# [REQUIREMENTS]
In the entries below, count every line containing "project". Return the number and nothing else.

# [TASK INPUT]
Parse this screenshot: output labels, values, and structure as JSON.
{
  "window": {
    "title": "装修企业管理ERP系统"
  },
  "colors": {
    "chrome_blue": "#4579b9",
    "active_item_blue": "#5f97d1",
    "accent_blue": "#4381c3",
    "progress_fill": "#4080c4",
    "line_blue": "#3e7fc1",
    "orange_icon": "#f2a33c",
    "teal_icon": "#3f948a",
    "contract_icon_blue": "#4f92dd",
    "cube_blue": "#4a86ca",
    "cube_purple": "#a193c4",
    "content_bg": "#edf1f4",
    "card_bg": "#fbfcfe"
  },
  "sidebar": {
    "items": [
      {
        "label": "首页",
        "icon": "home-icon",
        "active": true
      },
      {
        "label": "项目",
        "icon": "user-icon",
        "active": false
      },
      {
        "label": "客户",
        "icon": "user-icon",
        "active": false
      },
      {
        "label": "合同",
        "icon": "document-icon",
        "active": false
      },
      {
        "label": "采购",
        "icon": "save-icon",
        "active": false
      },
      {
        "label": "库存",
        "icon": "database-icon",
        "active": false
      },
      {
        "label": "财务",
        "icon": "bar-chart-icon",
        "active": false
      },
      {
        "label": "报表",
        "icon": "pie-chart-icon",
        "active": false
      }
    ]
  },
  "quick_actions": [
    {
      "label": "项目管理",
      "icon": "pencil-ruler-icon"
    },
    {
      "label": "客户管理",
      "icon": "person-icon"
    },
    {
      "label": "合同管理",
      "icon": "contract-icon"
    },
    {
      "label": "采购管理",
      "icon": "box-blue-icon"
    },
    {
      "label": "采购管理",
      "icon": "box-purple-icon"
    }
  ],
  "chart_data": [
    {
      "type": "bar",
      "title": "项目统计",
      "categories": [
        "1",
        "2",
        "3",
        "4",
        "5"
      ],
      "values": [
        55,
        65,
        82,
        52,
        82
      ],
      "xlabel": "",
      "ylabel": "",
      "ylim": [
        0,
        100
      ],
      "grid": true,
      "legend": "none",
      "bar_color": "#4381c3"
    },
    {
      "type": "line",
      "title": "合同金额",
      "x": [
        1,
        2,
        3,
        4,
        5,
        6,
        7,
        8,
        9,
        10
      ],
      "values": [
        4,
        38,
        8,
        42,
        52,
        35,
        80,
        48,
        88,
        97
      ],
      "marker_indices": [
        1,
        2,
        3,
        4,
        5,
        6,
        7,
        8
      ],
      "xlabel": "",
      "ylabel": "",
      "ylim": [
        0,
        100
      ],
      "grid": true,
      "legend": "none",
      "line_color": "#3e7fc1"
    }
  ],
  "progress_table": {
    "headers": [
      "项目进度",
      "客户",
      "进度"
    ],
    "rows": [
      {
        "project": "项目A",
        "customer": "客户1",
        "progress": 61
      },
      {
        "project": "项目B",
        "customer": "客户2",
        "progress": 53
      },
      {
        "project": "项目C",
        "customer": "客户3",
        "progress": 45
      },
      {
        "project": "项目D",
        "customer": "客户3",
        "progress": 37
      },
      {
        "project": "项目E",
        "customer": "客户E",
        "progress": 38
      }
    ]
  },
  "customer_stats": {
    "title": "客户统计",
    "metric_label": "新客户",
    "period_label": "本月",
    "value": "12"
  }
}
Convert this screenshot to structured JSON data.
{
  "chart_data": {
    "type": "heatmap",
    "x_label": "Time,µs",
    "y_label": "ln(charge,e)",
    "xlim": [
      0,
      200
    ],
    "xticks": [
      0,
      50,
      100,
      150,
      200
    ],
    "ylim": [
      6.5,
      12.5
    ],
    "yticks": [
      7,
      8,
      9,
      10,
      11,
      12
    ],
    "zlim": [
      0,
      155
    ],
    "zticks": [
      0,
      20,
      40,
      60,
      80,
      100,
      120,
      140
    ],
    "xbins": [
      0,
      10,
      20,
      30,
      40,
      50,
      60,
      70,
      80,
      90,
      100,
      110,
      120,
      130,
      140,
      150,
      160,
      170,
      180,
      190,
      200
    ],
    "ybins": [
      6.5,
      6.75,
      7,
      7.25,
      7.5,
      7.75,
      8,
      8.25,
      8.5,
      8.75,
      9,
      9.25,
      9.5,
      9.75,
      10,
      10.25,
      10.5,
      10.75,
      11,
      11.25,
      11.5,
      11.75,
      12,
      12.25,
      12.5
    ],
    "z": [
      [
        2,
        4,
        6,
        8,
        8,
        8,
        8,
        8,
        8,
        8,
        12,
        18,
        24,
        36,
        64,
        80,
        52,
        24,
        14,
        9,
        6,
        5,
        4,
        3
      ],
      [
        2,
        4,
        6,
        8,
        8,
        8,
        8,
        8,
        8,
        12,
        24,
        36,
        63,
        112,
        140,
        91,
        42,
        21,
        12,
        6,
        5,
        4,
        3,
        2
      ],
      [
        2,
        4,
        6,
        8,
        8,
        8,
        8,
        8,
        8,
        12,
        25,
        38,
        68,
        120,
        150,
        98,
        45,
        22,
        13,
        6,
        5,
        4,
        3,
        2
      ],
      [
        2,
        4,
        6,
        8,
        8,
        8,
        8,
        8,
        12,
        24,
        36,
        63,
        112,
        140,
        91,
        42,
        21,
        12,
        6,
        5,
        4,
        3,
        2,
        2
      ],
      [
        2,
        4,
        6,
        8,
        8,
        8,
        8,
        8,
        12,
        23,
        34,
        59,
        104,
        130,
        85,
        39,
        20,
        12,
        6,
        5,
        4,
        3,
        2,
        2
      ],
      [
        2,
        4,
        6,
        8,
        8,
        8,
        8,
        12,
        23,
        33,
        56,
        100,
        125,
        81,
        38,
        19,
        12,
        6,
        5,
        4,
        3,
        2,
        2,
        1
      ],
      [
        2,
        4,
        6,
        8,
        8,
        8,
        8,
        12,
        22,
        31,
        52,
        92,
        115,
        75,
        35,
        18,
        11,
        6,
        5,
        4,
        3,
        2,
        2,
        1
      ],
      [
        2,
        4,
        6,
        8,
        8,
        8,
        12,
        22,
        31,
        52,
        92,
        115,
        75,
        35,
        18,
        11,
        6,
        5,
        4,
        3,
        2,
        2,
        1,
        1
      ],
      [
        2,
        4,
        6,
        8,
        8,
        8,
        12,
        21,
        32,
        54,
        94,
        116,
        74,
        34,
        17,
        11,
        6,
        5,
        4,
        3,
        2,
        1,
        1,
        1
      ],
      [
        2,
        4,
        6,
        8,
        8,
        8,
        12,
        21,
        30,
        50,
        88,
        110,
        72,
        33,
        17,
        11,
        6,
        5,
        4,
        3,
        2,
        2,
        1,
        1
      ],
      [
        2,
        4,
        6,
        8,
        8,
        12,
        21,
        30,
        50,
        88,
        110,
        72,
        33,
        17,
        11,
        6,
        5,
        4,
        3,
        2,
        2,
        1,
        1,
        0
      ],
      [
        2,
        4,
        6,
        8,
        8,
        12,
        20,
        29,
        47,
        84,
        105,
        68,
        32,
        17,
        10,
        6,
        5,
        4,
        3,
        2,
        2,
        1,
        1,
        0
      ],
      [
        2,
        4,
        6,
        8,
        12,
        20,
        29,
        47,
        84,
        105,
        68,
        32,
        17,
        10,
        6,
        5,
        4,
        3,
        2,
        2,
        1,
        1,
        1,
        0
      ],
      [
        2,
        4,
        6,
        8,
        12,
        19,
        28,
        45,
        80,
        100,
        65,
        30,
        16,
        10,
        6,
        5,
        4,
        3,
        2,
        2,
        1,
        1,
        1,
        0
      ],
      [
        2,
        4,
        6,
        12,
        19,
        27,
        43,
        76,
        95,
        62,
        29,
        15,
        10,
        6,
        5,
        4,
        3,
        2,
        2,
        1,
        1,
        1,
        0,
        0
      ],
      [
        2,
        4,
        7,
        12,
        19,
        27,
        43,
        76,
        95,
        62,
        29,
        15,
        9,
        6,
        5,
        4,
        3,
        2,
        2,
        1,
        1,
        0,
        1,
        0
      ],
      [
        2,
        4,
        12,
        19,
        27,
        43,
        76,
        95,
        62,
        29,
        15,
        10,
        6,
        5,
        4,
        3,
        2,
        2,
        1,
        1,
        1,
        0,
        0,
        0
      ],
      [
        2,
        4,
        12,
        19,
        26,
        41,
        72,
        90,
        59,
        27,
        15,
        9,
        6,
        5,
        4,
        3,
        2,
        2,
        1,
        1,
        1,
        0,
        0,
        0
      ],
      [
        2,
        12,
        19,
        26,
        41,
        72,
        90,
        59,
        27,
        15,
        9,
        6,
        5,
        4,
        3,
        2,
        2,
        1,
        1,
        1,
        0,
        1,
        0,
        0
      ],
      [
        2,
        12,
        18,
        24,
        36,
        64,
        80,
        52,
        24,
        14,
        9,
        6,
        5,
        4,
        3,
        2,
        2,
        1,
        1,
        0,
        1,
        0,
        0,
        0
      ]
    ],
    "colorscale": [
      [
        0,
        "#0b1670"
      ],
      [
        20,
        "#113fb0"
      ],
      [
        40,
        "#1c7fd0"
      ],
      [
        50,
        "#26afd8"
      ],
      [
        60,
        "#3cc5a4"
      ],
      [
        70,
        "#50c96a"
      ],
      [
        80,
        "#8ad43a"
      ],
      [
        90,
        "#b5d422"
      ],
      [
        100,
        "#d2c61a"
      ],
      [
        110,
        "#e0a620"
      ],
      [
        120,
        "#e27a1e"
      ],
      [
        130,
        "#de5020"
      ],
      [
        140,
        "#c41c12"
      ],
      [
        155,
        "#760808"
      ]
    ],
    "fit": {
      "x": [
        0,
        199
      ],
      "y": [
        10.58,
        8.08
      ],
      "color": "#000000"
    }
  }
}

# [THE ANSWER]
5